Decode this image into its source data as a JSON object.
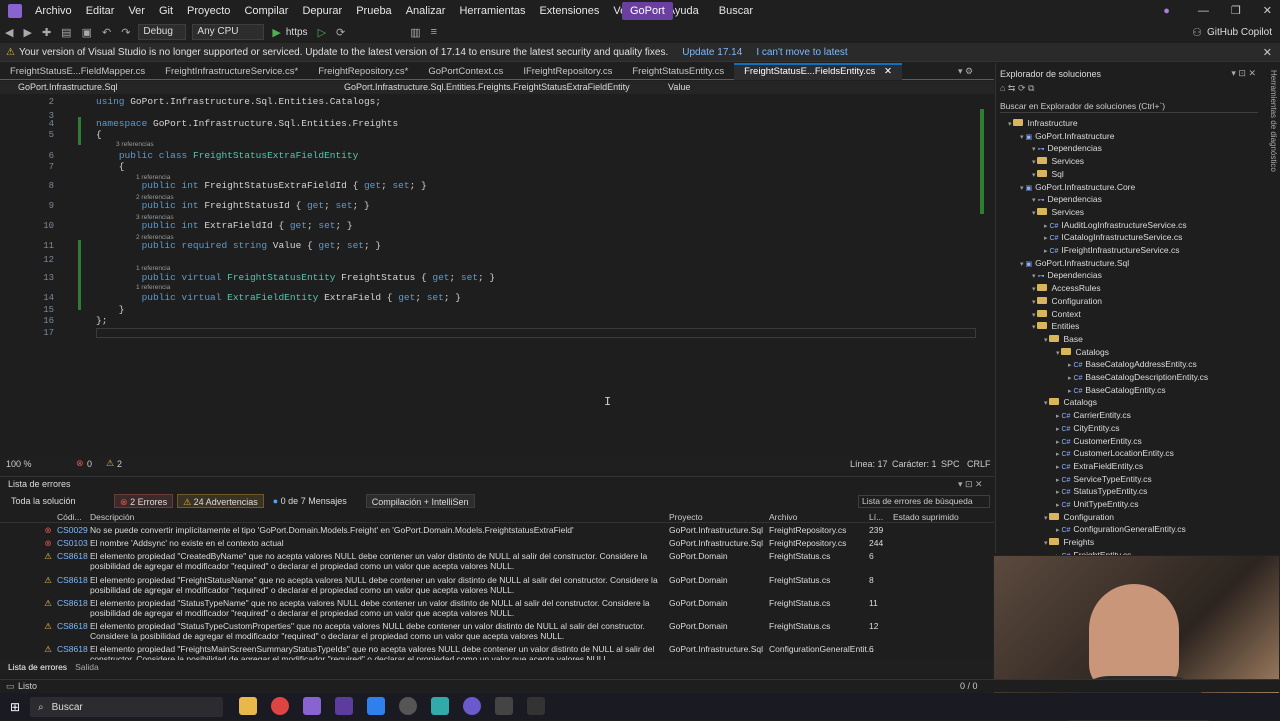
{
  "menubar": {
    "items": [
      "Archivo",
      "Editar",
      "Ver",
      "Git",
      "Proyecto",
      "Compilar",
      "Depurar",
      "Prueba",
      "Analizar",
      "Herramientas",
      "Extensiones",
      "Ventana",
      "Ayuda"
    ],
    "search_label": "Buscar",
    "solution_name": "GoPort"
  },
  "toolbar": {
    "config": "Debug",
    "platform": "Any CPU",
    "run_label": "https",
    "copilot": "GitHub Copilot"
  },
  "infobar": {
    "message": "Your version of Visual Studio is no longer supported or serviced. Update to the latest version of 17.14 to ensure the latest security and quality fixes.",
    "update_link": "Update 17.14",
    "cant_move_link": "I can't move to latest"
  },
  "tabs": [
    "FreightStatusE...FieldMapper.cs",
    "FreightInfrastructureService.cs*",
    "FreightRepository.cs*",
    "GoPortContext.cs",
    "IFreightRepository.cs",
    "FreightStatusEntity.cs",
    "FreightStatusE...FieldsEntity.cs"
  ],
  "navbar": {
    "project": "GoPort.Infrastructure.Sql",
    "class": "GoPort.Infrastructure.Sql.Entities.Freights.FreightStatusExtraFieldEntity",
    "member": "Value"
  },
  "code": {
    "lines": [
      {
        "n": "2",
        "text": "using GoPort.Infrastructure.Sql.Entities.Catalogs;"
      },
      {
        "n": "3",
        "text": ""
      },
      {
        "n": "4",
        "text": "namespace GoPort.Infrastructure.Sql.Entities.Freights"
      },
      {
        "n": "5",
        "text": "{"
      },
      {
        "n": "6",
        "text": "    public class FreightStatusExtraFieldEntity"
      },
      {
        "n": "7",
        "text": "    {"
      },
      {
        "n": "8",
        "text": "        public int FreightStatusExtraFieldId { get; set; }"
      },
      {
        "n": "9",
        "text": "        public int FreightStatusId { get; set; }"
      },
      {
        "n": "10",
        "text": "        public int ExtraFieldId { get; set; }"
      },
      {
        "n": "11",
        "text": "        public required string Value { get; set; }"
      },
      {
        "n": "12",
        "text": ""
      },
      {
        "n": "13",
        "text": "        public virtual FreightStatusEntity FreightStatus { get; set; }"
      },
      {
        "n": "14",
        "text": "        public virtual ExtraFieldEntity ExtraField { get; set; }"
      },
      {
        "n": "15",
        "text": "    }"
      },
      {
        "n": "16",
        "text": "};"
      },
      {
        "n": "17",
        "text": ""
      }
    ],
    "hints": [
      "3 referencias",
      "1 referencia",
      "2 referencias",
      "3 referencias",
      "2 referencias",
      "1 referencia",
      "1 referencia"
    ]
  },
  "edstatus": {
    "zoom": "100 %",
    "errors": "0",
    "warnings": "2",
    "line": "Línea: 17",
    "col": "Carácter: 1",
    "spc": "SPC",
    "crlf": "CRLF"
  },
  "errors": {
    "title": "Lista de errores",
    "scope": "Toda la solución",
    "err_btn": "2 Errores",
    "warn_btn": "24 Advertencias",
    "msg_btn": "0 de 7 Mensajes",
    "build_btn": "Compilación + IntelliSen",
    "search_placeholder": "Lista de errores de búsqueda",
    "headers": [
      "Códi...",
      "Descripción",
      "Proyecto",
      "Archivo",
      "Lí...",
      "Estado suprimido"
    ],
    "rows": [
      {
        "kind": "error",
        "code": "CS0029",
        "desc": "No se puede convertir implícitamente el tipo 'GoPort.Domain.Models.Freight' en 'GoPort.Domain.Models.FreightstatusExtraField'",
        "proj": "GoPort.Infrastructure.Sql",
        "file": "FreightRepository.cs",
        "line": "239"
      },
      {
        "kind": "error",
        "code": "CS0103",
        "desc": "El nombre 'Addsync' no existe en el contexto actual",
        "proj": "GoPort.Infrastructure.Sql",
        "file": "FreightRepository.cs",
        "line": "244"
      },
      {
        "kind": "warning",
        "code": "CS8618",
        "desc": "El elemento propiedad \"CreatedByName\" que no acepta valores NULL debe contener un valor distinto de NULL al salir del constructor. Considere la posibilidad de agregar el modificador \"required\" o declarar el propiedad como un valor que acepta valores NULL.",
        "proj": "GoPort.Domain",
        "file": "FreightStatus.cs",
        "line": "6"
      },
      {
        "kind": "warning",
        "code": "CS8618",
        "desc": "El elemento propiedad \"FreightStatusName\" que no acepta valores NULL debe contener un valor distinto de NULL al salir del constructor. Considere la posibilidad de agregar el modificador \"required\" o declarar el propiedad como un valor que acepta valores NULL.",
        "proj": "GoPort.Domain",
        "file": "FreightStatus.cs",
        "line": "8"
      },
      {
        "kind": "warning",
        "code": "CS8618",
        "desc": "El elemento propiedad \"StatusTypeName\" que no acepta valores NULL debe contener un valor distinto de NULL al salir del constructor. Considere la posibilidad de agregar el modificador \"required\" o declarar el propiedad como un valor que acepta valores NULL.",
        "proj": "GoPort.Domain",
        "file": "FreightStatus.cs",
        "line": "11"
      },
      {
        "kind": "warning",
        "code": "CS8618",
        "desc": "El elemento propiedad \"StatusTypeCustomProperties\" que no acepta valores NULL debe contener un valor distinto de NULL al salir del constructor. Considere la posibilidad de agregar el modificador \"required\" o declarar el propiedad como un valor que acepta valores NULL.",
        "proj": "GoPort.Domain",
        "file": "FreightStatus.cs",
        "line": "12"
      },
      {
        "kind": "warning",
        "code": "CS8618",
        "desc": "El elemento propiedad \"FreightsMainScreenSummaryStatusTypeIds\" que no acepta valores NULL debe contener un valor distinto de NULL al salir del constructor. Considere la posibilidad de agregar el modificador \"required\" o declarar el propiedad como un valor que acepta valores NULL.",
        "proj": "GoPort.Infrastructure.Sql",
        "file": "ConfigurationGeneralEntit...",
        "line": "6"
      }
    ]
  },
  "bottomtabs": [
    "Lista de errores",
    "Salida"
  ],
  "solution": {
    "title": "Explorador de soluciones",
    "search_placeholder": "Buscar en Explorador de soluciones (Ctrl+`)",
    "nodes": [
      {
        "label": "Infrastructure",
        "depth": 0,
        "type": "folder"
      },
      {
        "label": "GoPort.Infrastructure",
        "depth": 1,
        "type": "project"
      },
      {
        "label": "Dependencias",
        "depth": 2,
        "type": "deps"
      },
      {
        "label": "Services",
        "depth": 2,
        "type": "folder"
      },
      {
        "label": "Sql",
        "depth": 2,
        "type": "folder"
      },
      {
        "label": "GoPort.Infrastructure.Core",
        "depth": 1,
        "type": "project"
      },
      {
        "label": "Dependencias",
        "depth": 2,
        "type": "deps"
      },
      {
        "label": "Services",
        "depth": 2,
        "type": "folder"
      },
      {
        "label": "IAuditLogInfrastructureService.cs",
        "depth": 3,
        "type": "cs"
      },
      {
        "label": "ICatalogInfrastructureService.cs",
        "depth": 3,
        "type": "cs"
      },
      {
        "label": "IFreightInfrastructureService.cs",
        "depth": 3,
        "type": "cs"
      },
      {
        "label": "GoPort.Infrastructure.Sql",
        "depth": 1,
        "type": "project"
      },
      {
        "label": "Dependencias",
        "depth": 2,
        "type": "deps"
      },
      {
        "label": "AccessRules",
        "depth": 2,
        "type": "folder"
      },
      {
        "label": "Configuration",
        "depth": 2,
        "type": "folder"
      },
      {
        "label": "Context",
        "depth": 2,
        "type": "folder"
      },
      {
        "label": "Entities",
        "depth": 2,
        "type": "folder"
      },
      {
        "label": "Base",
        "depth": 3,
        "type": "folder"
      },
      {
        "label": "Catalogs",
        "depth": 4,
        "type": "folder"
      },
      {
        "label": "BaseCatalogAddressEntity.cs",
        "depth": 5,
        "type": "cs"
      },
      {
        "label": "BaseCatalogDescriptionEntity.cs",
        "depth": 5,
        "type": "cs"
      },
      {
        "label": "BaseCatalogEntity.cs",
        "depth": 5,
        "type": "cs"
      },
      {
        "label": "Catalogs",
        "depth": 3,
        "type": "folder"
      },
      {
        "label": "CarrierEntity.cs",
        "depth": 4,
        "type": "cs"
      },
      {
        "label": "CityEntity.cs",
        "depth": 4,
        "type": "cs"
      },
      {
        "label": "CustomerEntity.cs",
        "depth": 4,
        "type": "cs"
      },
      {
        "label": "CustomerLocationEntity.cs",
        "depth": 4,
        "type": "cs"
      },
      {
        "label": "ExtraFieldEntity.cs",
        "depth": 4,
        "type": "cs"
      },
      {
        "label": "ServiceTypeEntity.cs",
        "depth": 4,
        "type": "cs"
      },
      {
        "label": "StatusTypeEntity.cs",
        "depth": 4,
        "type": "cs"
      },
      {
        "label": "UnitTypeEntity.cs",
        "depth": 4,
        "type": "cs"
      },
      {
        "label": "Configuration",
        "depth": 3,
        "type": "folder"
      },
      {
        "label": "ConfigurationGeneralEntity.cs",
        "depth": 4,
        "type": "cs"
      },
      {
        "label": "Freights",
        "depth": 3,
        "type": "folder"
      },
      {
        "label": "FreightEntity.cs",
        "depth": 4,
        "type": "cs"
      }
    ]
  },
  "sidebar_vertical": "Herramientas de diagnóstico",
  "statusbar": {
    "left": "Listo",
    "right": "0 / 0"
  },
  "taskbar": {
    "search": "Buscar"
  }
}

════════════════

Written request — Go through the material line by line. Show each line that contains the string "Explorador".

Expected answer —
    "title": "Explorador de soluciones",
    "search_placeholder": "Buscar en Explorador de soluciones (Ctrl+`)",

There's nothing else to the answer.